◆ Work to complete
Provide the number of lines containing the word "this", and nothing else.

◆ Record list
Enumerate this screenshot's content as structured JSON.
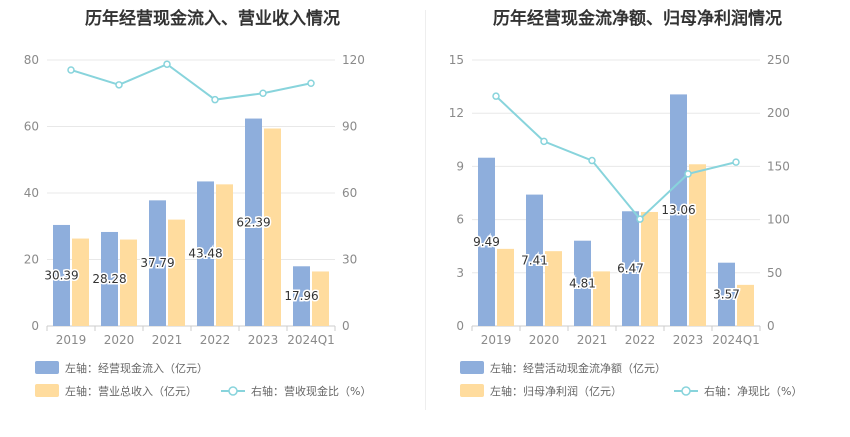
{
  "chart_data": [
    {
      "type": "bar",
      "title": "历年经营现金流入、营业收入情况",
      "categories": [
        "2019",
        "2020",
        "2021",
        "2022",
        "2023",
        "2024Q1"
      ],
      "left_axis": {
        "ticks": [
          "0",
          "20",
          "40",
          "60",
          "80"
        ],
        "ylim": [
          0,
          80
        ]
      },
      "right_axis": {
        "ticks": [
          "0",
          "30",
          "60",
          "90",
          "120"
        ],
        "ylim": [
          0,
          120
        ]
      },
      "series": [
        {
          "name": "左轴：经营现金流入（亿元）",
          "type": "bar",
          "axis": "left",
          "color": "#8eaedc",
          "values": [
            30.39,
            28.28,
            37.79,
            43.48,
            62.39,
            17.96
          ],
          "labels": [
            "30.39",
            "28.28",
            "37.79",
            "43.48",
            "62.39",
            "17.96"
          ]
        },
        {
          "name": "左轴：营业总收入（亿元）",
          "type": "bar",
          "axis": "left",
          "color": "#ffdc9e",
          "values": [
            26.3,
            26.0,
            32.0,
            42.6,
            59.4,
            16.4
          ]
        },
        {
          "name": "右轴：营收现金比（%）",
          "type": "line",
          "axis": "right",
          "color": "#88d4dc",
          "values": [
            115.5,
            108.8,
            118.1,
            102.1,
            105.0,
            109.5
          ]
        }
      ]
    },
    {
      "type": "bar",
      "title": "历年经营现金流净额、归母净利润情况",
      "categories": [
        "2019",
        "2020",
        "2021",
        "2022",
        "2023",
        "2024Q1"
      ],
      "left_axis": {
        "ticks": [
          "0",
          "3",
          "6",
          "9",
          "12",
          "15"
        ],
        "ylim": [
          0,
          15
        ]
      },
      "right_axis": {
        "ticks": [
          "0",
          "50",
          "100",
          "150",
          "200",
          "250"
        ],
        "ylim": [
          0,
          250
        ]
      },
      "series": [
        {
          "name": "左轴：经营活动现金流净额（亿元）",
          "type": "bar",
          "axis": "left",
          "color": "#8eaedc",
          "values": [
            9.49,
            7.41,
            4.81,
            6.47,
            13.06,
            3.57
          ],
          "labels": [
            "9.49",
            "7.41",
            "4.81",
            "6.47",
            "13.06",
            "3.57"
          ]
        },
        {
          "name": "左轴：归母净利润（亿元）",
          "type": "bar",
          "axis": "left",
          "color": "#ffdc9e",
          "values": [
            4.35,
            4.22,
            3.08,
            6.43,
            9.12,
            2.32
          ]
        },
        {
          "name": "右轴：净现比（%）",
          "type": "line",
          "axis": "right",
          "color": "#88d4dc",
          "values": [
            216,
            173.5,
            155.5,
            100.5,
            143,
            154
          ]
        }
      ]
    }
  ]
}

---

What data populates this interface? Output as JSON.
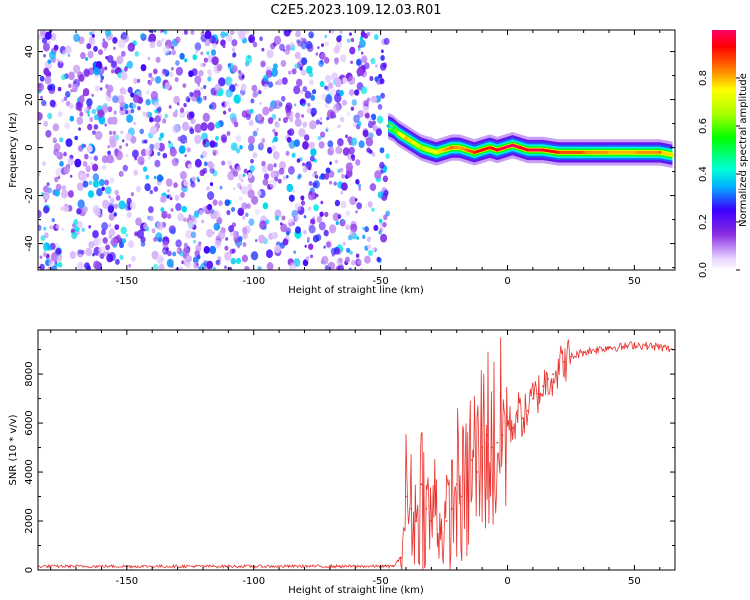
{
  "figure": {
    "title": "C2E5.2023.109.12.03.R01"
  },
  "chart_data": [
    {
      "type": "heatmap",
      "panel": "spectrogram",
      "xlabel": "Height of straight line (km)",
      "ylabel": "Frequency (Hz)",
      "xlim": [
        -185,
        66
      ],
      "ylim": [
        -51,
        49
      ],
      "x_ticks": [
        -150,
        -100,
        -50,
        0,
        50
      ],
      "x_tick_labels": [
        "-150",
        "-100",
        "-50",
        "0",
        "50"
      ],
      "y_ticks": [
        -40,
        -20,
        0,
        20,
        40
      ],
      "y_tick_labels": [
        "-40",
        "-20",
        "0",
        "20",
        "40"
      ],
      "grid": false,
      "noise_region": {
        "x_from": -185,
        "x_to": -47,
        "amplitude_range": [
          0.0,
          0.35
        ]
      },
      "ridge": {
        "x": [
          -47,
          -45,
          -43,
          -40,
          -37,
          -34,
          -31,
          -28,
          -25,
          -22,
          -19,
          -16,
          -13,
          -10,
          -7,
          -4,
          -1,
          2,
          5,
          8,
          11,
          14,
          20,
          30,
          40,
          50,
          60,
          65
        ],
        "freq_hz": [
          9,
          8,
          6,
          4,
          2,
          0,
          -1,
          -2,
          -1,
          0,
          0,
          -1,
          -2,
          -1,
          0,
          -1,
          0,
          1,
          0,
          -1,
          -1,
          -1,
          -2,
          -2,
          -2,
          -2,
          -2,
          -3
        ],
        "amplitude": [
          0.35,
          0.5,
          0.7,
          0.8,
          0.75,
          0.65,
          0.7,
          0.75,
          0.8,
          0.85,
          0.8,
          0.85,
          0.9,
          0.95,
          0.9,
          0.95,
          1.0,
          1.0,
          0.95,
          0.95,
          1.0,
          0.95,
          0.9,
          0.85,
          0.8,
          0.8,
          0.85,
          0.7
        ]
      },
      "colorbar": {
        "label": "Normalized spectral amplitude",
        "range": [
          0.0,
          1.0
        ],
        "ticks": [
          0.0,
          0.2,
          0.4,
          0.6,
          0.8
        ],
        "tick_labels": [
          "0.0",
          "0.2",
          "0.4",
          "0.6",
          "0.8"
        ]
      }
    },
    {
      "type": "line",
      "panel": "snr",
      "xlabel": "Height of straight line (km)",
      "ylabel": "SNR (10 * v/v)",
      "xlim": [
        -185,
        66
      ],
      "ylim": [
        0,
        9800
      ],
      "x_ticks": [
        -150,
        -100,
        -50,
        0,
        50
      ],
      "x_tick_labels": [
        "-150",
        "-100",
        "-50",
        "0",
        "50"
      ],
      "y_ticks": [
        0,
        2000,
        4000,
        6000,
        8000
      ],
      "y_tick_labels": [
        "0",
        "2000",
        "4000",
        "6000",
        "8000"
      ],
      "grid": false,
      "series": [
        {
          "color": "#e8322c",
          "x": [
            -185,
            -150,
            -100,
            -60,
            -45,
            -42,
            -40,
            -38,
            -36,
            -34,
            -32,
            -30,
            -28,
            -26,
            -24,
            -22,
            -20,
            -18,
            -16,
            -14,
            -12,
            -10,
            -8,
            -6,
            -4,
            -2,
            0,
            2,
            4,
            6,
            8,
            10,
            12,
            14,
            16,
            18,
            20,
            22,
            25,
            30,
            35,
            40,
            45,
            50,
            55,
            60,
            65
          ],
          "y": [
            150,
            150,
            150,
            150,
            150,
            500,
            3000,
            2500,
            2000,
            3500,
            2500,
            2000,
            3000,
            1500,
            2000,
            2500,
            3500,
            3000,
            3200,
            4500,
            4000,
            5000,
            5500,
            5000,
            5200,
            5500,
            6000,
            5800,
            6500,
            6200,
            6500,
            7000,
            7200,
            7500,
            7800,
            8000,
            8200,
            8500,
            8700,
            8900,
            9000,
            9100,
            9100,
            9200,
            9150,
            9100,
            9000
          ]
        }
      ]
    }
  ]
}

◆ The output
2